*Goal*. Using the passage on the Čepovan valley, decide whether each statement agrees with it, answering yes or no and quoting the words that settle it. (a) The valley bottom is convex in its central part at altitudes between 650 and 670 m. (b) Toward the north, the valley bottom descends for an additional 200 m. (c) Small permanent springs on the dolomite are still available for water supply.
>> START Text passage
In terms of shape and size the Čepovan valley is without doubt the largest morphological feature in the western border of the High Karst. It crosses it at its widest part, a distance of almost 20 km. Undissected steep slopes descend from the plateau surface to the karstified bottom for 300 m. The bottom itself has an unusual shape as it is convex in its central part at altitudes between 650 and 670 m. From there the valley descends on both sides. Towards the north it descends for an additional 100 m and remains hanging at 550 m a.s.l., or 270 m above the present superficial riverbed of the Idrijca; to the south it descends for 200 m and close to Grgar it is at 450 m a.s.l.; on Preval above Dol, south of Grgar, it is 330 m a.s.l. or 190 m above the Soča riverbed near Solkan. This convex shape of a dry valley was perhaps caused by younger tectonic movements and it corresponds to the highest central ridge of Trnovski Gozd as supposed by WINKLER (1957); maybe its deepening on both sides
was caused by local superficial waters after the Cepovan river was captured. Superficial waters were partly preserved on the less permeable dolomite where small permanent springs are still available for water supply. They also feed the sinking stream that disappears immediately when it reaches the limestones and its Quaternary sediments are already accumulated more than a kilometre over the valley. Dammed waters on the border of the Grgar basin probably also contributed to deepening of the dry valley (Fig. 2.4.3).
>> END Text passage
>> START Data listing
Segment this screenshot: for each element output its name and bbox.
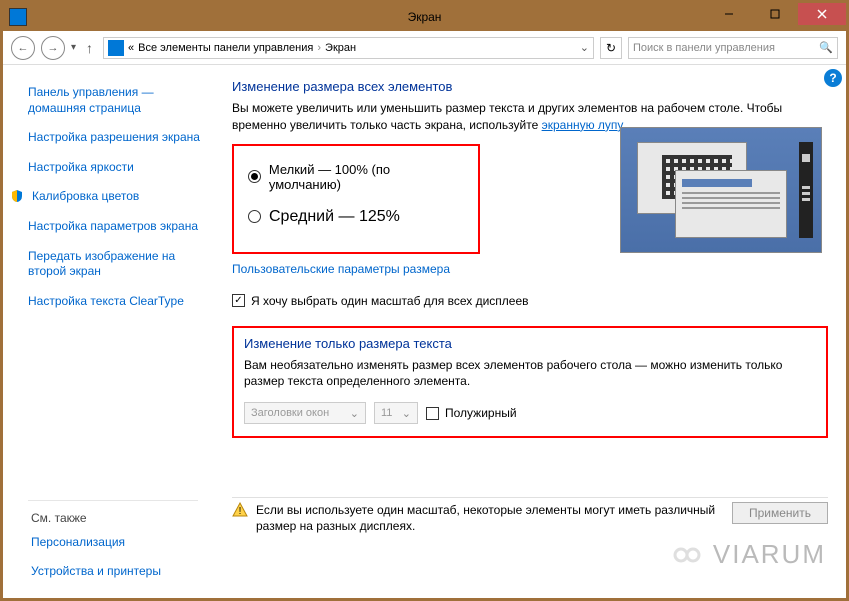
- title-bar: Экран: [3, 3, 846, 31]
- app-icon: [9, 8, 27, 26]
- see-also-personalization[interactable]: Персонализация: [31, 535, 161, 551]
- window-title: Экран: [408, 10, 442, 24]
- radio-icon: [248, 170, 261, 183]
- radio-small[interactable]: Мелкий — 100% (по умолчанию): [248, 162, 464, 192]
- search-input[interactable]: Поиск в панели управления 🔍: [628, 37, 838, 59]
- highlight-box-text-only: Изменение только размера текста Вам необ…: [232, 326, 828, 439]
- breadcrumb-bar[interactable]: « Все элементы панели управления › Экран…: [103, 37, 594, 59]
- nav-bar: ← → ▾ ↑ « Все элементы панели управления…: [3, 31, 846, 65]
- select-element[interactable]: Заголовки окон⌄: [244, 402, 366, 424]
- checkbox-icon: [232, 294, 245, 307]
- sidebar-item-cleartype[interactable]: Настройка текста ClearType: [28, 294, 208, 310]
- sidebar-home[interactable]: Панель управления —домашняя страница: [28, 85, 208, 116]
- preview-illustration: [620, 127, 822, 253]
- up-button[interactable]: ↑: [82, 40, 97, 56]
- help-icon[interactable]: ?: [824, 69, 842, 87]
- checkbox-single-scale[interactable]: Я хочу выбрать один масштаб для всех дис…: [232, 294, 828, 308]
- back-button[interactable]: ←: [11, 36, 35, 60]
- desc-text-only: Вам необязательно изменять размер всех э…: [244, 357, 816, 391]
- divider: [232, 497, 828, 498]
- magnifier-link[interactable]: экранную лупу: [542, 118, 623, 132]
- chevron-down-icon: ⌄: [350, 407, 359, 420]
- heading-text-only: Изменение только размера текста: [244, 336, 816, 351]
- custom-size-link[interactable]: Пользовательские параметры размера: [232, 262, 828, 276]
- sidebar: Панель управления —домашняя страница Нас…: [3, 65, 218, 598]
- chevron-right-icon: ›: [317, 42, 321, 54]
- crumb-parent[interactable]: Все элементы панели управления: [138, 42, 313, 54]
- minimize-button[interactable]: [706, 3, 752, 25]
- close-button[interactable]: [798, 3, 846, 25]
- divider: [28, 500, 198, 501]
- svg-text:!: !: [239, 506, 242, 517]
- see-also-header: См. также: [31, 511, 161, 525]
- maximize-button[interactable]: [752, 3, 798, 25]
- see-also-devices[interactable]: Устройства и принтеры: [31, 564, 161, 580]
- highlight-box-scale: Мелкий — 100% (по умолчанию) Средний — 1…: [232, 144, 480, 254]
- crumb-dropdown[interactable]: ⌄: [580, 41, 589, 54]
- crumb-current: Экран: [325, 42, 356, 54]
- apply-button[interactable]: Применить: [732, 502, 828, 524]
- control-panel-icon: [108, 40, 124, 56]
- radio-icon: [248, 210, 261, 223]
- sidebar-item-params[interactable]: Настройка параметров экрана: [28, 219, 208, 235]
- search-placeholder: Поиск в панели управления: [633, 42, 775, 54]
- search-icon: 🔍: [819, 41, 833, 54]
- select-size[interactable]: 11⌄: [374, 402, 418, 424]
- sidebar-item-calibration[interactable]: Калибровка цветов: [28, 189, 208, 205]
- shield-icon: [10, 189, 24, 203]
- sidebar-item-project[interactable]: Передать изображение на второй экран: [28, 249, 208, 280]
- heading-resize-all: Изменение размера всех элементов: [232, 79, 828, 94]
- radio-medium[interactable]: Средний — 125%: [248, 208, 464, 226]
- recent-dropdown[interactable]: ▾: [71, 42, 76, 53]
- forward-button[interactable]: →: [41, 36, 65, 60]
- warning-icon: !: [232, 502, 248, 518]
- checkbox-bold[interactable]: Полужирный: [426, 406, 517, 420]
- main-content: ? Изменение размера всех элементов Вы мо…: [218, 65, 846, 598]
- watermark: VIARUM: [669, 539, 826, 570]
- checkbox-icon: [426, 407, 439, 420]
- sidebar-item-resolution[interactable]: Настройка разрешения экрана: [28, 130, 208, 146]
- footer-warning-text: Если вы используете один масштаб, некото…: [256, 502, 724, 534]
- chevron-down-icon: ⌄: [402, 407, 411, 420]
- refresh-button[interactable]: ↻: [600, 37, 622, 59]
- crumb-prefix: «: [128, 42, 134, 54]
- sidebar-item-brightness[interactable]: Настройка яркости: [28, 160, 208, 176]
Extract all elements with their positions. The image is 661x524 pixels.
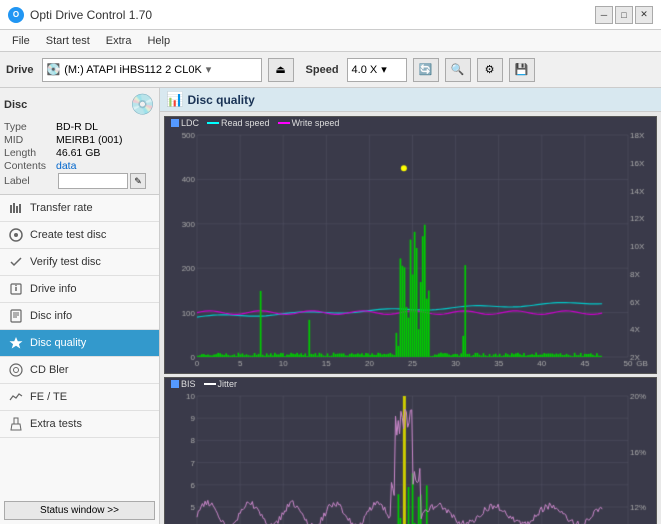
sidebar-item-disc-quality[interactable]: Disc quality <box>0 330 159 357</box>
sidebar: Disc 💿 Type BD-R DL MID MEIRB1 (001) Len… <box>0 88 160 524</box>
close-button[interactable]: ✕ <box>635 6 653 24</box>
chart1-canvas <box>165 129 656 373</box>
transfer-rate-icon <box>8 200 24 216</box>
app-title: Opti Drive Control 1.70 <box>30 8 152 22</box>
extra-tests-label: Extra tests <box>30 418 82 430</box>
disc-quality-label: Disc quality <box>30 337 86 349</box>
label-label: Label <box>4 175 56 187</box>
sidebar-item-drive-info[interactable]: Drive info <box>0 276 159 303</box>
read-speed-legend: Read speed <box>221 118 270 128</box>
verify-test-disc-icon <box>8 254 24 270</box>
mid-label: MID <box>4 134 56 146</box>
ldc-legend: LDC <box>181 118 199 128</box>
drive-toolbar: Drive 💽 (M:) ATAPI iHBS112 2 CL0K ▾ ⏏ Sp… <box>0 52 661 88</box>
mid-value: MEIRB1 (001) <box>56 134 123 146</box>
drive-select[interactable]: 💽 (M:) ATAPI iHBS112 2 CL0K ▾ <box>42 58 262 82</box>
drive-arrow-icon: ▾ <box>206 63 212 76</box>
sidebar-item-extra-tests[interactable]: Extra tests <box>0 411 159 438</box>
content-title: Disc quality <box>187 93 254 107</box>
speed-arrow-icon: ▾ <box>381 63 387 76</box>
sidebar-item-create-test-disc[interactable]: Create test disc <box>0 222 159 249</box>
drive-value: (M:) ATAPI iHBS112 2 CL0K <box>64 64 202 76</box>
minimize-button[interactable]: ─ <box>595 6 613 24</box>
drive-info-label: Drive info <box>30 283 76 295</box>
label-edit-button[interactable]: ✎ <box>130 173 146 189</box>
maximize-button[interactable]: □ <box>615 6 633 24</box>
cd-bler-label: CD Bler <box>30 364 69 376</box>
sidebar-item-disc-info[interactable]: Disc info <box>0 303 159 330</box>
fe-te-icon <box>8 389 24 405</box>
settings-button[interactable]: ⚙ <box>477 58 503 82</box>
speed-select[interactable]: 4.0 X ▾ <box>347 58 407 82</box>
content-header: 📊 Disc quality <box>160 88 661 112</box>
menu-start-test[interactable]: Start test <box>38 33 98 49</box>
type-value: BD-R DL <box>56 121 98 133</box>
verify-test-disc-label: Verify test disc <box>30 256 101 268</box>
charts-area: LDC Read speed Write speed <box>160 112 661 524</box>
speed-label: Speed <box>306 64 339 76</box>
write-speed-legend: Write speed <box>292 118 340 128</box>
scan-button[interactable]: 🔍 <box>445 58 471 82</box>
sidebar-nav: Transfer rate Create test disc Verify te… <box>0 195 159 497</box>
length-label: Length <box>4 147 56 159</box>
content-area: 📊 Disc quality LDC Read speed <box>160 88 661 524</box>
menu-bar: File Start test Extra Help <box>0 30 661 52</box>
disc-info-label: Disc info <box>30 310 72 322</box>
drive-icon: 💽 <box>47 63 61 76</box>
chart1-container: LDC Read speed Write speed <box>164 116 657 374</box>
create-test-disc-label: Create test disc <box>30 229 106 241</box>
transfer-rate-label: Transfer rate <box>30 202 93 214</box>
extra-tests-icon <box>8 416 24 432</box>
disc-icon: 💿 <box>130 92 155 117</box>
fe-te-label: FE / TE <box>30 391 67 403</box>
menu-file[interactable]: File <box>4 33 38 49</box>
save-button[interactable]: 💾 <box>509 58 535 82</box>
eject-button[interactable]: ⏏ <box>268 58 294 82</box>
disc-panel-title: Disc <box>4 99 27 111</box>
app-icon: O <box>8 7 24 23</box>
sidebar-item-cd-bler[interactable]: CD Bler <box>0 357 159 384</box>
contents-label: Contents <box>4 160 56 172</box>
contents-value: data <box>56 160 76 172</box>
create-test-disc-icon <box>8 227 24 243</box>
chart2-canvas <box>165 390 656 524</box>
refresh-button[interactable]: 🔄 <box>413 58 439 82</box>
bis-legend: BIS <box>181 379 196 389</box>
drive-info-icon <box>8 281 24 297</box>
label-input[interactable] <box>58 173 128 189</box>
disc-info-icon <box>8 308 24 324</box>
sidebar-item-transfer-rate[interactable]: Transfer rate <box>0 195 159 222</box>
length-value: 46.61 GB <box>56 147 100 159</box>
sidebar-item-fe-te[interactable]: FE / TE <box>0 384 159 411</box>
jitter-legend: Jitter <box>218 379 238 389</box>
chart2-container: BIS Jitter <box>164 377 657 524</box>
content-header-icon: 📊 <box>166 91 183 108</box>
menu-extra[interactable]: Extra <box>98 33 140 49</box>
disc-quality-icon <box>8 335 24 351</box>
sidebar-item-verify-test-disc[interactable]: Verify test disc <box>0 249 159 276</box>
drive-label: Drive <box>6 64 34 76</box>
disc-panel: Disc 💿 Type BD-R DL MID MEIRB1 (001) Len… <box>0 88 159 195</box>
menu-help[interactable]: Help <box>139 33 178 49</box>
status-window-button[interactable]: Status window >> <box>4 501 155 520</box>
cd-bler-icon <box>8 362 24 378</box>
speed-value: 4.0 X <box>352 64 378 76</box>
type-label: Type <box>4 121 56 133</box>
title-bar: O Opti Drive Control 1.70 ─ □ ✕ <box>0 0 661 30</box>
>> END Data listing
*Solution*.
(a) Yes: "The bottom itself has an unusual shape as it is convex in its central part at altitudes between 650 and 670 m."
(b) No: "Towards the north it descends for an additional 100 m"
(c) Yes: "Superficial waters were partly preserved on the less permeable dolomite where small permanent springs are still available for water supply."